(Instructions to follow): Below are the records. Gather each line that holds "Profile".

(Dataset records):
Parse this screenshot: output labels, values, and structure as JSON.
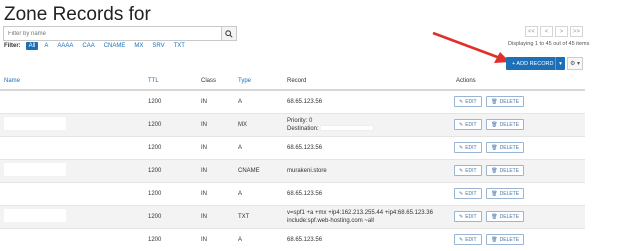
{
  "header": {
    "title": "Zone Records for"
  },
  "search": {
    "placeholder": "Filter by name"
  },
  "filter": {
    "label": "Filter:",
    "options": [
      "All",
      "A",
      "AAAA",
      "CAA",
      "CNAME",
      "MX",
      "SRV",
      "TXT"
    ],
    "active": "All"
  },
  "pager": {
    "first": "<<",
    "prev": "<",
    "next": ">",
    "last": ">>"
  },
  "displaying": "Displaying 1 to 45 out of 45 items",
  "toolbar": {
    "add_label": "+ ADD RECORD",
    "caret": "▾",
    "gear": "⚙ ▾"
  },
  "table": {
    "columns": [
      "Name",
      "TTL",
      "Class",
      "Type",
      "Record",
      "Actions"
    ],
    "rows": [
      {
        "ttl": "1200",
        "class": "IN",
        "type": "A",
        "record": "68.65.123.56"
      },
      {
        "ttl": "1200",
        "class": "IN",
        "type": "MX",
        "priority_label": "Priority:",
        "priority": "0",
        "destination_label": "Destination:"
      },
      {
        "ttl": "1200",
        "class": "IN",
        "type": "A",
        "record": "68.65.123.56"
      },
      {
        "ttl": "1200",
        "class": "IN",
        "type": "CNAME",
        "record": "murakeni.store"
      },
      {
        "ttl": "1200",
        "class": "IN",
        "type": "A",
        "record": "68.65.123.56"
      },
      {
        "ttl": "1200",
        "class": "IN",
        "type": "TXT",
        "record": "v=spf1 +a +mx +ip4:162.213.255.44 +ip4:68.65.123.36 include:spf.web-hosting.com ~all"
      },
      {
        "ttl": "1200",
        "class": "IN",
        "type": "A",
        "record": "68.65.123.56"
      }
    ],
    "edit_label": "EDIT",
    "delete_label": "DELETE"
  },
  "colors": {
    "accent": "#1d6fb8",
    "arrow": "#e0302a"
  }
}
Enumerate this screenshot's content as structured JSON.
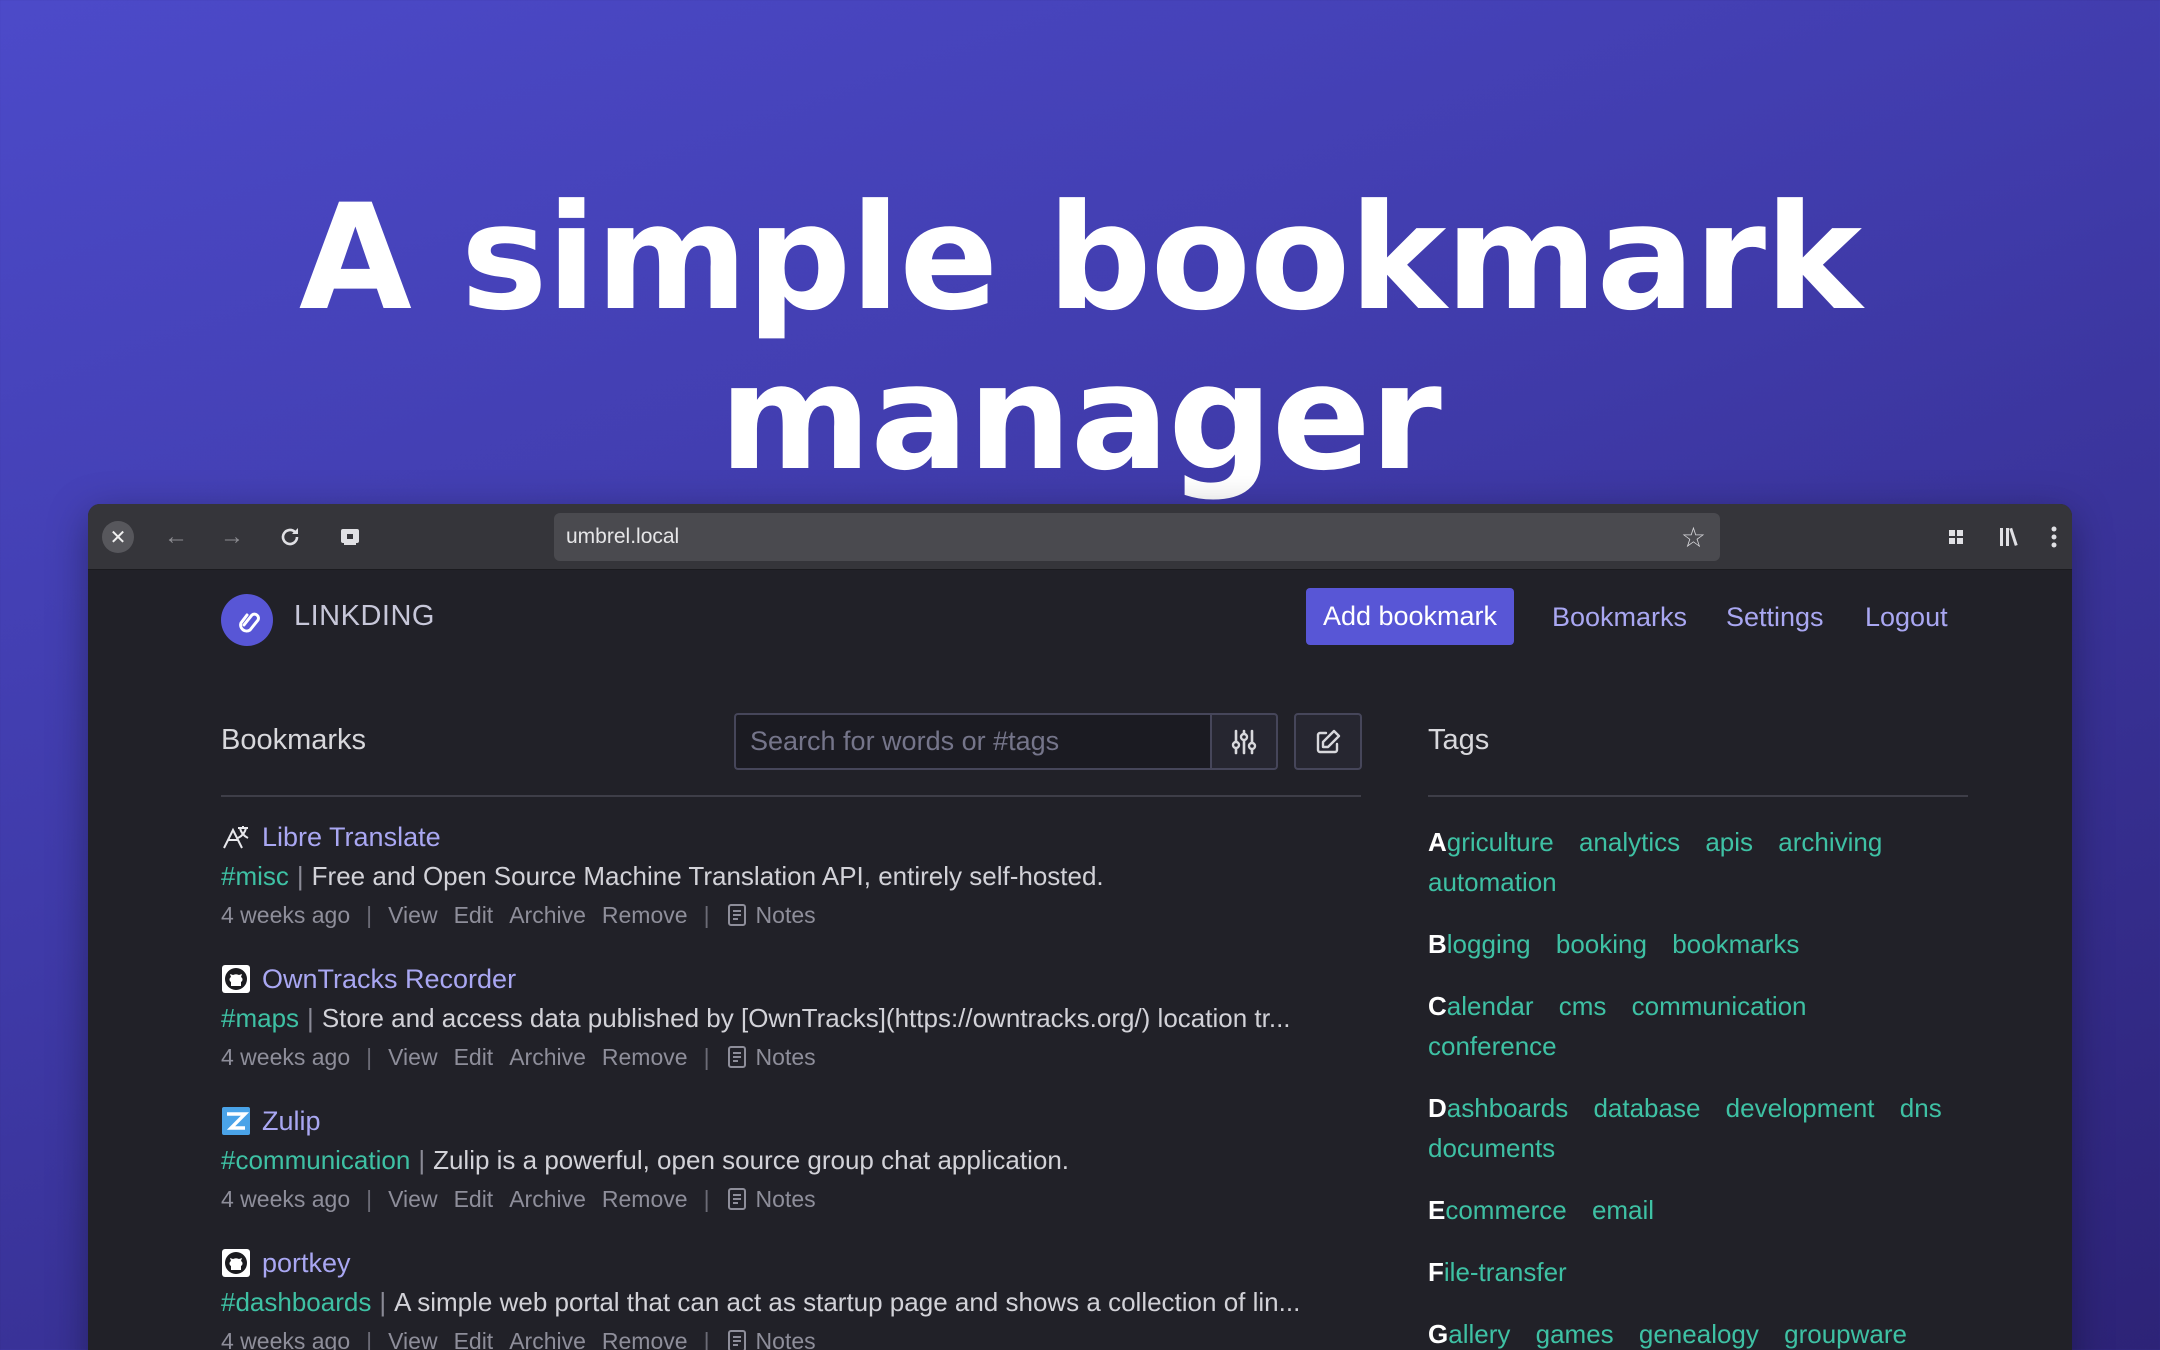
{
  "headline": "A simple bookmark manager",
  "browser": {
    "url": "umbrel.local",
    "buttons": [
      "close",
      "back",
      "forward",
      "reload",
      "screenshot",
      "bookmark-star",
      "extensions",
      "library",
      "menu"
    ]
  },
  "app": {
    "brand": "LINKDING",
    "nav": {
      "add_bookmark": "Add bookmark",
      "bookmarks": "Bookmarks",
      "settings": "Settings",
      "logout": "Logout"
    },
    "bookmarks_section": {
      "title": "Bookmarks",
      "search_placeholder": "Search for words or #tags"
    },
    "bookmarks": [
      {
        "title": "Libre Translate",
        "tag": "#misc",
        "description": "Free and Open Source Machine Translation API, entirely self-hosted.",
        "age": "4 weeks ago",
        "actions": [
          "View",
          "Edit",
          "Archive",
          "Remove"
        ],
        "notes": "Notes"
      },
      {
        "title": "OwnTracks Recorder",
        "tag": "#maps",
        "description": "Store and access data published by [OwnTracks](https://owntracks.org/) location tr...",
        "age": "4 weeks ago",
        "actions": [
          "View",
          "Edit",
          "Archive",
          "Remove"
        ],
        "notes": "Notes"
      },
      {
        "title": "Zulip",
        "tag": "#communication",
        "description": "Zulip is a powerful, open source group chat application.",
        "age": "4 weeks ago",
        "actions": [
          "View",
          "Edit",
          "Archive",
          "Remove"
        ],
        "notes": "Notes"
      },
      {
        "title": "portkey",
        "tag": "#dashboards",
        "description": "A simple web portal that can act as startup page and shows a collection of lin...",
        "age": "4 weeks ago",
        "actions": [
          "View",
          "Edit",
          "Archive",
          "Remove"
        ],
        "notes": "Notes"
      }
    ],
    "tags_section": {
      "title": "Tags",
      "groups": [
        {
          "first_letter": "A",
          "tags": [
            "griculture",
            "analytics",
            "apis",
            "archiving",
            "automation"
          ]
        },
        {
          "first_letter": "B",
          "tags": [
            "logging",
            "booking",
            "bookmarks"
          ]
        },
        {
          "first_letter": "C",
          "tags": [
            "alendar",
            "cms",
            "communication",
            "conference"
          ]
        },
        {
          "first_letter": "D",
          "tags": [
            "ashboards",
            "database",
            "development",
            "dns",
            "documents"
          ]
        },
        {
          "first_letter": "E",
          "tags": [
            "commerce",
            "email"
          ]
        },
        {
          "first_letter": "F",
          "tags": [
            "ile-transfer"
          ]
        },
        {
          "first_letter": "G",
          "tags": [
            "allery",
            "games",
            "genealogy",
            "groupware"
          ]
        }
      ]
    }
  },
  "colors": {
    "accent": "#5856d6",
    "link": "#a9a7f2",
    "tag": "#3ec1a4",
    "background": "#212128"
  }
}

==

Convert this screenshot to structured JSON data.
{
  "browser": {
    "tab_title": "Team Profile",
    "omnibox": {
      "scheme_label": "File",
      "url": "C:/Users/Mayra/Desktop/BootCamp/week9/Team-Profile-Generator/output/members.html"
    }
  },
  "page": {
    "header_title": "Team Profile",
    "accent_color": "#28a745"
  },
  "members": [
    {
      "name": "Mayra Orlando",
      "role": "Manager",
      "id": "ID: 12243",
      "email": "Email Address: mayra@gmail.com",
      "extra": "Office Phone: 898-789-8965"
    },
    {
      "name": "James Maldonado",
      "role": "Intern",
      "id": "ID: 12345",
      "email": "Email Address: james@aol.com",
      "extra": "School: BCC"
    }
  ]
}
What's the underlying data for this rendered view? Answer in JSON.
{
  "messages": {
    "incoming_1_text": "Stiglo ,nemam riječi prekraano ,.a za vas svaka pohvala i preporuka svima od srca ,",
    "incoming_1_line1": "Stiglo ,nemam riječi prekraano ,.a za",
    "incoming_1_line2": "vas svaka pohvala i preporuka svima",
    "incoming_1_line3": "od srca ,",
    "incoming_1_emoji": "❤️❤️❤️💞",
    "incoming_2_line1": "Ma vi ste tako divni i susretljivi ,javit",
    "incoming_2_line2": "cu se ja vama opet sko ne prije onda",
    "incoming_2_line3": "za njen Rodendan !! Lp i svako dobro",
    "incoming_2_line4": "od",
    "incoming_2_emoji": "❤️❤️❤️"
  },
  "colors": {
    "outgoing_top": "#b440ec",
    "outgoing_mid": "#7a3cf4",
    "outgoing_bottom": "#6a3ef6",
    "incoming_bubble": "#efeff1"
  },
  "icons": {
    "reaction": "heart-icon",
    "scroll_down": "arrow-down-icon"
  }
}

(Answer to this problem):
    "tab_title": "Team Profile",
      "url": "C:/Users/Mayra/Desktop/BootCamp/week9/Team-Profile-Generator/output/members.html"
    "header_title": "Team Profile",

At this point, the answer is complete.